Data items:

════════

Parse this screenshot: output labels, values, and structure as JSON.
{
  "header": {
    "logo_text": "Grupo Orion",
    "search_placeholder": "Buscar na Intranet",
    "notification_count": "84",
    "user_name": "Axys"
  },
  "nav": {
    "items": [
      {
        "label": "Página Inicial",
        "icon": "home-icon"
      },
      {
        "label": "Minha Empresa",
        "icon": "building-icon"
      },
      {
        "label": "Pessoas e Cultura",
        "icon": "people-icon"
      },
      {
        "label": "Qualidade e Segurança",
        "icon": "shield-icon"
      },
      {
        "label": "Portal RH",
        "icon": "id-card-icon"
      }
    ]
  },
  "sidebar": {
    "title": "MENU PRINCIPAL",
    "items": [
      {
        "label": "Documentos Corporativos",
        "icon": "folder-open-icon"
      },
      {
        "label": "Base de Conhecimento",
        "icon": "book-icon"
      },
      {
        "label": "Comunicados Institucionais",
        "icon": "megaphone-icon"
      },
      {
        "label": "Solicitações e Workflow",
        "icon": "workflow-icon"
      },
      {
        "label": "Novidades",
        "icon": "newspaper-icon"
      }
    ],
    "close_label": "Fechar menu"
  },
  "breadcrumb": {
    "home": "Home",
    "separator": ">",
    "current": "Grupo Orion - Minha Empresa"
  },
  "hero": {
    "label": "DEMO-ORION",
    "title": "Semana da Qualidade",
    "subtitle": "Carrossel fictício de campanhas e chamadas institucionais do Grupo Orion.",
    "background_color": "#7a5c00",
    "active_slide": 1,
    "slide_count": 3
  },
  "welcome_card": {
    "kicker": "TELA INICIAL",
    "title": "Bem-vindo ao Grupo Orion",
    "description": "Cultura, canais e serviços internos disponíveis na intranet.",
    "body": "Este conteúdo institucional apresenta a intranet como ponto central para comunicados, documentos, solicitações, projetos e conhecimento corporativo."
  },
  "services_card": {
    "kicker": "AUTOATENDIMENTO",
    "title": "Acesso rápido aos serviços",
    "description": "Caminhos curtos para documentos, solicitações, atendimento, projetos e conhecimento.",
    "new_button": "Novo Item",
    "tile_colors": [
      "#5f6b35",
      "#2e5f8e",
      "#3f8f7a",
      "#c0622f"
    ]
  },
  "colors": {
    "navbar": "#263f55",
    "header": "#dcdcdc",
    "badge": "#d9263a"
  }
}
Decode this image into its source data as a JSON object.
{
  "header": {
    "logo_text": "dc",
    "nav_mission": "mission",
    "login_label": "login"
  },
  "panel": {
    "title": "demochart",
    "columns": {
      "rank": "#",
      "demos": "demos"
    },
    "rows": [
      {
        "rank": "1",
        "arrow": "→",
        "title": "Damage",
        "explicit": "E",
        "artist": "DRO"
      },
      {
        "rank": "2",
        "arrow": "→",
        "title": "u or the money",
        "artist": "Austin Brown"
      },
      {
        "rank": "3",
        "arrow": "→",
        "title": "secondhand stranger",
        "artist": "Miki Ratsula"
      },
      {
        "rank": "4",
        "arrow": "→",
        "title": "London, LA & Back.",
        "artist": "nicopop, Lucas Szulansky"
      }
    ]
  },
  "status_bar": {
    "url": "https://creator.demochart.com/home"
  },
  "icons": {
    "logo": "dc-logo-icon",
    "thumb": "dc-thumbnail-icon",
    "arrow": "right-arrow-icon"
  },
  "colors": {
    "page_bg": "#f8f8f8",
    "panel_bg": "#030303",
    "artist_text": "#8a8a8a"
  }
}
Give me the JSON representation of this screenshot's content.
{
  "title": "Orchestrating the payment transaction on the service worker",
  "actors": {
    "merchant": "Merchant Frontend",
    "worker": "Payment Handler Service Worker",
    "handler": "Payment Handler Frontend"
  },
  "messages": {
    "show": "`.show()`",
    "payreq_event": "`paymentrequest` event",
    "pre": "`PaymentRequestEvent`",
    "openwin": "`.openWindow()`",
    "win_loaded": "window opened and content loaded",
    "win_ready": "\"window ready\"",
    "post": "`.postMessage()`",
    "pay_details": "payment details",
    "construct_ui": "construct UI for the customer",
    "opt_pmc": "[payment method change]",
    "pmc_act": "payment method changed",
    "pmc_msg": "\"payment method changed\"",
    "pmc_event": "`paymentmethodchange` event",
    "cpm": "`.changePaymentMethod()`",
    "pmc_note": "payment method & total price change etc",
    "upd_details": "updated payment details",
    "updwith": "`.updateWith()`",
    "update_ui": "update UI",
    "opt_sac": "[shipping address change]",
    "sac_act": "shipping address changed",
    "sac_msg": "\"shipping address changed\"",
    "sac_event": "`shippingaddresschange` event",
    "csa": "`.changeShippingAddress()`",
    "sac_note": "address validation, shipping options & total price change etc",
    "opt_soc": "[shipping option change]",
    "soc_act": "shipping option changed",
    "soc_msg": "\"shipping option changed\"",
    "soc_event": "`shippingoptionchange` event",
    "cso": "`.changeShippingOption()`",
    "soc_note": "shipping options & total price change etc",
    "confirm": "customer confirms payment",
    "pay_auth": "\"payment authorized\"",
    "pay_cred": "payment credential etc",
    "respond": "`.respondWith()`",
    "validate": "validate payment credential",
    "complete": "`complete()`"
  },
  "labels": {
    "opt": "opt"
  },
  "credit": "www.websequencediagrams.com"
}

════════

| Requirements |
Restate each entry exactly, skipping none.

| Complete answer |
Parse this screenshot: output labels, values, and structure as JSON.
{
  "header": {
    "logo_text": "Grupo Orion",
    "search_placeholder": "Buscar na Intranet",
    "notification_count": "84",
    "user_name": "Axys"
  },
  "nav": {
    "items": [
      {
        "label": "Página Inicial",
        "icon": "home-icon"
      },
      {
        "label": "Minha Empresa",
        "icon": "building-icon"
      },
      {
        "label": "Pessoas e Cultura",
        "icon": "people-icon"
      },
      {
        "label": "Qualidade e Segurança",
        "icon": "shield-icon"
      },
      {
        "label": "Portal RH",
        "icon": "id-card-icon"
      }
    ]
  },
  "sidebar": {
    "title": "MENU PRINCIPAL",
    "items": [
      {
        "label": "Documentos Corporativos",
        "icon": "folder-open-icon"
      },
      {
        "label": "Base de Conhecimento",
        "icon": "book-icon"
      },
      {
        "label": "Comunicados Institucionais",
        "icon": "megaphone-icon"
      },
      {
        "label": "Solicitações e Workflow",
        "icon": "workflow-icon"
      },
      {
        "label": "Novidades",
        "icon": "newspaper-icon"
      }
    ],
    "close_label": "Fechar menu"
  },
  "breadcrumb": {
    "home": "Home",
    "separator": ">",
    "current": "Grupo Orion - Minha Empresa"
  },
  "hero": {
    "label": "DEMO-ORION",
    "title": "Semana da Qualidade",
    "subtitle": "Carrossel fictício de campanhas e chamadas institucionais do Grupo Orion.",
    "background_color": "#7a5c00",
    "active_slide": 1,
    "slide_count": 3
  },
  "welcome_card": {
    "kicker": "TELA INICIAL",
    "title": "Bem-vindo ao Grupo Orion",
    "description": "Cultura, canais e serviços internos disponíveis na intranet.",
    "body": "Este conteúdo institucional apresenta a intranet como ponto central para comunicados, documentos, solicitações, projetos e conhecimento corporativo."
  },
  "services_card": {
    "kicker": "AUTOATENDIMENTO",
    "title": "Acesso rápido aos serviços",
    "description": "Caminhos curtos para documentos, solicitações, atendimento, projetos e conhecimento.",
    "new_button": "Novo Item",
    "tile_colors": [
      "#5f6b35",
      "#2e5f8e",
      "#3f8f7a",
      "#c0622f"
    ]
  },
  "colors": {
    "navbar": "#263f55",
    "header": "#dcdcdc",
    "badge": "#d9263a"
  }
}
Decode this image into its source data as a JSON object.
{
  "header": {
    "logo_text": "dc",
    "nav_mission": "mission",
    "login_label": "login"
  },
  "panel": {
    "title": "demochart",
    "columns": {
      "rank": "#",
      "demos": "demos"
    },
    "rows": [
      {
        "rank": "1",
        "arrow": "→",
        "title": "Damage",
        "explicit": "E",
        "artist": "DRO"
      },
      {
        "rank": "2",
        "arrow": "→",
        "title": "u or the money",
        "artist": "Austin Brown"
      },
      {
        "rank": "3",
        "arrow": "→",
        "title": "secondhand stranger",
        "artist": "Miki Ratsula"
      },
      {
        "rank": "4",
        "arrow": "→",
        "title": "London, LA & Back.",
        "artist": "nicopop, Lucas Szulansky"
      }
    ]
  },
  "status_bar": {
    "url": "https://creator.demochart.com/home"
  },
  "icons": {
    "logo": "dc-logo-icon",
    "thumb": "dc-thumbnail-icon",
    "arrow": "right-arrow-icon"
  },
  "colors": {
    "page_bg": "#f8f8f8",
    "panel_bg": "#030303",
    "artist_text": "#8a8a8a"
  }
}
Give me the JSON representation of this screenshot's content.
{
  "title": "Orchestrating the payment transaction on the service worker",
  "actors": {
    "merchant": "Merchant Frontend",
    "worker": "Payment Handler Service Worker",
    "handler": "Payment Handler Frontend"
  },
  "messages": {
    "show": "`.show()`",
    "payreq_event": "`paymentrequest` event",
    "pre": "`PaymentRequestEvent`",
    "openwin": "`.openWindow()`",
    "win_loaded": "window opened and content loaded",
    "win_ready": "\"window ready\"",
    "post": "`.postMessage()`",
    "pay_details": "payment details",
    "construct_ui": "construct UI for the customer",
    "opt_pmc": "[payment method change]",
    "pmc_act": "payment method changed",
    "pmc_msg": "\"payment method changed\"",
    "pmc_event": "`paymentmethodchange` event",
    "cpm": "`.changePaymentMethod()`",
    "pmc_note": "payment method & total price change etc",
    "upd_details": "updated payment details",
    "updwith": "`.updateWith()`",
    "update_ui": "update UI",
    "opt_sac": "[shipping address change]",
    "sac_act": "shipping address changed",
    "sac_msg": "\"shipping address changed\"",
    "sac_event": "`shippingaddresschange` event",
    "csa": "`.changeShippingAddress()`",
    "sac_note": "address validation, shipping options & total price change etc",
    "opt_soc": "[shipping option change]",
    "soc_act": "shipping option changed",
    "soc_msg": "\"shipping option changed\"",
    "soc_event": "`shippingoptionchange` event",
    "cso": "`.changeShippingOption()`",
    "soc_note": "shipping options & total price change etc",
    "confirm": "customer confirms payment",
    "pay_auth": "\"payment authorized\"",
    "pay_cred": "payment credential etc",
    "respond": "`.respondWith()`",
    "validate": "validate payment credential",
    "complete": "`complete()`"
  },
  "labels": {
    "opt": "opt"
  },
  "credit": "www.websequencediagrams.com"
}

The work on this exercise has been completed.